## Dataset listings of figures
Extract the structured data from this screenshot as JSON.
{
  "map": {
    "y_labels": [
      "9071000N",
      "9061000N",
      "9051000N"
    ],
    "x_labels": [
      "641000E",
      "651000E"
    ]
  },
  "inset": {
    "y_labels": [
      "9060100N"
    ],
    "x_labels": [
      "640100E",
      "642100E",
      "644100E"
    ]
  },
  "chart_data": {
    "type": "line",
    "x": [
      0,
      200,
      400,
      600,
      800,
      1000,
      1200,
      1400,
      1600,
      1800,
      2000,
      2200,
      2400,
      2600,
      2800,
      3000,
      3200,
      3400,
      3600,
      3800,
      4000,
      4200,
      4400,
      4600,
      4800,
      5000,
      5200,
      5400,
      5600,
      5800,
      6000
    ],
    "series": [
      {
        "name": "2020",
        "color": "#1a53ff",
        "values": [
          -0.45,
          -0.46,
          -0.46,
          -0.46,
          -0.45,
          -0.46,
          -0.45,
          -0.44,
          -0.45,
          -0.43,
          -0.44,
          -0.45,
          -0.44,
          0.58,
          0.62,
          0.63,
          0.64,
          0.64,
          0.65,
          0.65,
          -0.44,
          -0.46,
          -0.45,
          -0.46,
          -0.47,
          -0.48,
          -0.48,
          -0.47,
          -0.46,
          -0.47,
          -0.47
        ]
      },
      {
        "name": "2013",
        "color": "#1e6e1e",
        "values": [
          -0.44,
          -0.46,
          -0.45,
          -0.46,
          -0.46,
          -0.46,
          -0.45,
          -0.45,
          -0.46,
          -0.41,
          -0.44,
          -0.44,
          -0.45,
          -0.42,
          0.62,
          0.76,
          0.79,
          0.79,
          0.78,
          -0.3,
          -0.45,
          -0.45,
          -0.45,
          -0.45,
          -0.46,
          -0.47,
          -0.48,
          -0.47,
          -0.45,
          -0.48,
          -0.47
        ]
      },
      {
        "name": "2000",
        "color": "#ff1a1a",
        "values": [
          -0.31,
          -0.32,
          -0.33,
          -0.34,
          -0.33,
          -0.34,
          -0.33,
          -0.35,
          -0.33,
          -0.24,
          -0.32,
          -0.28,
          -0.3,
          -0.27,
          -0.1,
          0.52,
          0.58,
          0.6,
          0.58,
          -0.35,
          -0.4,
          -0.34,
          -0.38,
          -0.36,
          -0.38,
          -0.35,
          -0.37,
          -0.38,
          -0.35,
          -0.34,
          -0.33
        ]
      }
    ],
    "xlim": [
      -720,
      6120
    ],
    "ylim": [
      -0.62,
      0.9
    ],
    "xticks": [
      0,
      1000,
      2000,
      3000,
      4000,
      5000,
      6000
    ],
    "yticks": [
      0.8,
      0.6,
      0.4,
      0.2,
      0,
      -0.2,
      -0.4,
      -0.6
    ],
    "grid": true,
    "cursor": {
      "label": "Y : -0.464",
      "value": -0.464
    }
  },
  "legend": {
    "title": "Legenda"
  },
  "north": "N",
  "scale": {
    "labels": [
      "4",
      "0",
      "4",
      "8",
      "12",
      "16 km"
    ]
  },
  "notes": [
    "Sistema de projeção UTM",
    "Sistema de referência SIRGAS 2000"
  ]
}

## What the task requires
Across the preceding material, how many lines contain the word "color"? State the number alone.

## Written response
3